- What you are asked to do -
Copy out, word for word, the blog post below about the Little Rock property tax election.

Another opinion on city property tax election | Arkansas Blog

Another opinion on city property tax election



Labor Day is a nice slow day to ease back into the blogging routine.

The mailbox is mostly empty this morning. But Wendell Griffen, the circuit judge who wears a political activist hat as a Baptist minister, is on hand with a statement opposing the city of Little Rock's special election proposal next week to continue (with a slight reduction) the long-standing property tax millage for street and drainage work.

Griffen is roused by work of the ad hoc committee supporting the tax. He continues the message of other advocates of inner city Little Rock that it is unfair to spread the spending evenly by ward when needs in the older parts of town are so much greater.

It's a tough argument that I've followed from afar these last couple of weeks. The one-man, one-dollar approach is undeniably the politically expedient way to get this tax approved, particularly given the higher voting patterns in the better neighborhoods that will disproportionately benefit. (Note that these neighborhoods include many that didn't pay their fair share for extension of infrastructure in the city's westward annexation expansion.) Mayor Mark Stodola and others have also been guilty of misleading rhetoric. A flat millage tax is NOT a progressive tax. It disproportionately burdens the poor owners of property who pay a larger share of their available income on property taxes. It is NOT true that developers have contributed much by way of money to past infrastructure work. Yes, they build driveways and many lesser streets, but the big collector streets, the fire stations, police stations, parks, sewer and water demand and alll the rest build a rapidly accruing bill for all. And the notion that property tax wealth is heavily concentrated out west overlooks huge tax bills on the center city, particularly downtown.

- Available data -

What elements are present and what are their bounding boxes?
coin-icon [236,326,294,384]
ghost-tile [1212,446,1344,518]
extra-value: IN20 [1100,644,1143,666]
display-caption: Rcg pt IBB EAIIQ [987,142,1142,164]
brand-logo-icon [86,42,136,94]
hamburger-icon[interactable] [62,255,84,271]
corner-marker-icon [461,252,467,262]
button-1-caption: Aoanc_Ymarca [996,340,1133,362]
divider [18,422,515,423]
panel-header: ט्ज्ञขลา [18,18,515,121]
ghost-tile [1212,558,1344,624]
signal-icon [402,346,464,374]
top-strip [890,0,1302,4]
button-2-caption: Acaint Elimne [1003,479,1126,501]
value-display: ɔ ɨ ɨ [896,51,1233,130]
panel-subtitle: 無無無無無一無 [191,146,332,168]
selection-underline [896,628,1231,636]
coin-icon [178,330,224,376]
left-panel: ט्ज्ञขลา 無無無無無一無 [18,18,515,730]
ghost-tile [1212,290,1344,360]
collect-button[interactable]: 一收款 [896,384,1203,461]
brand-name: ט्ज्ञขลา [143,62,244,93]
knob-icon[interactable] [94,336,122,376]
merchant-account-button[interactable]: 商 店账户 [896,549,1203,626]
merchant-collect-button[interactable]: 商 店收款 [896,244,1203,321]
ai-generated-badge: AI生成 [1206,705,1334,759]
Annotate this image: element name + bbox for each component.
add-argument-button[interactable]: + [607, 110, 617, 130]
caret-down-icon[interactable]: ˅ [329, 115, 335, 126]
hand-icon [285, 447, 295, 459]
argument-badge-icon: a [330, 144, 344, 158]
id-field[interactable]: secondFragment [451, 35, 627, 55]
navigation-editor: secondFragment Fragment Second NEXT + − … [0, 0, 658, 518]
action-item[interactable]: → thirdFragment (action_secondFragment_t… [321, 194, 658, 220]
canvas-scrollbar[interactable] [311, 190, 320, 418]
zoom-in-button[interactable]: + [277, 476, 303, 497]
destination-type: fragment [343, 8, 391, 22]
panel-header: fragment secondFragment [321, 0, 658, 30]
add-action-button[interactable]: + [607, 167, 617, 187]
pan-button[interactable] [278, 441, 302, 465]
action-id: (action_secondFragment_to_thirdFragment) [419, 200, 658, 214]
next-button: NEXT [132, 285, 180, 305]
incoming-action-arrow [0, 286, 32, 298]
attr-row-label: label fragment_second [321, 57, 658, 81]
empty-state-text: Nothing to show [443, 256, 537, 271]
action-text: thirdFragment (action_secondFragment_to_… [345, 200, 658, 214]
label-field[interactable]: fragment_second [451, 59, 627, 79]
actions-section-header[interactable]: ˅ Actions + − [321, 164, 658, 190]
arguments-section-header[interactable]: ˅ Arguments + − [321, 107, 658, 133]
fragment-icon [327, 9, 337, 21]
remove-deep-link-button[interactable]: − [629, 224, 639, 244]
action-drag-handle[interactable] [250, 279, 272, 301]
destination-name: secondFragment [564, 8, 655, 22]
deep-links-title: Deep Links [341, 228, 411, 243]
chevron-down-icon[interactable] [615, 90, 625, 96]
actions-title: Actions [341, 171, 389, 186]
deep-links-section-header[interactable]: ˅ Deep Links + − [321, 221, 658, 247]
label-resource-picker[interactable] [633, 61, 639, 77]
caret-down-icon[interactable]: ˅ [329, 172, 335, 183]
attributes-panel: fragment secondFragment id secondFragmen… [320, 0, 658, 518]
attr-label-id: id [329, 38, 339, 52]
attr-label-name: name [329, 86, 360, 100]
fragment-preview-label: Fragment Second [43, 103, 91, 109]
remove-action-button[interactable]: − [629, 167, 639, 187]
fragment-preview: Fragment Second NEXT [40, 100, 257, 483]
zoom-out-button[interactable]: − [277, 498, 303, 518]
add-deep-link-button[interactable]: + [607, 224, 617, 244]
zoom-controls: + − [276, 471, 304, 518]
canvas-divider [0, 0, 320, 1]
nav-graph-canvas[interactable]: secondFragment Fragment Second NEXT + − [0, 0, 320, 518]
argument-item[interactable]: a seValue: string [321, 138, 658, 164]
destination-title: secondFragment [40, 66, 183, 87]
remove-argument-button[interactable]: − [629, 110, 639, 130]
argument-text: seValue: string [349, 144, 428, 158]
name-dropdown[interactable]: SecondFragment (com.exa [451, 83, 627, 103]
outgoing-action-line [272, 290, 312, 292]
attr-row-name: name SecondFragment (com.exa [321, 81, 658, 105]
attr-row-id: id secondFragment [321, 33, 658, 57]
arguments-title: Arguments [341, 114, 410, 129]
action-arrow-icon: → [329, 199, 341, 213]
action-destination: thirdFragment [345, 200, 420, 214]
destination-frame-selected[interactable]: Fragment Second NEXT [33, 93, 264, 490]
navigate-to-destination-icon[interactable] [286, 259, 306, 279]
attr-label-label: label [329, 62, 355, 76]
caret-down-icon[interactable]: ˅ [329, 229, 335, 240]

- Exercise response -
Another opinion on city property tax election | Arkansas Blog

Another opinion on city property tax election



Labor Day is a nice slow day to ease back into the blogging routine.

The mailbox is mostly empty this morning. But Wendell Griffen, the circuit judge who wears a political activist hat as a Baptist minister, is on hand with a statement opposing the city of Little Rock's special election proposal next week to continue (with a slight reduction) the long-standing property tax millage for street and drainage work.

Griffen is roused by work of the ad hoc committee supporting the tax. He continues the message of other advocates of inner city Little Rock that it is unfair to spread the spending evenly by ward when needs in the older parts of town are so much greater.

It's a tough argument that I've followed from afar these last couple of weeks. The one-man, one-dollar approach is undeniably the politically expedient way to get this tax approved, particularly given the higher voting patterns in the better neighborhoods that will disproportionately benefit. (Note that these neighborhoods include many that didn't pay their fair share for extension of infrastructure in the city's westward annexation expansion.) Mayor Mark Stodola and others have also been guilty of misleading rhetoric. A flat millage tax is NOT a progressive tax. It disproportionately burdens the poor owners of property who pay a larger share of their available income on property taxes. It is NOT true that developers have contributed much by way of money to past infrastructure work. Yes, they build driveways and many lesser streets, but the big collector streets, the fire stations, police stations, parks, sewer and water demand and alll the rest build a rapidly accruing bill for all. And the notion that property tax wealth is heavily concentrated out west overlooks huge tax bills on the center city, particularly downtown.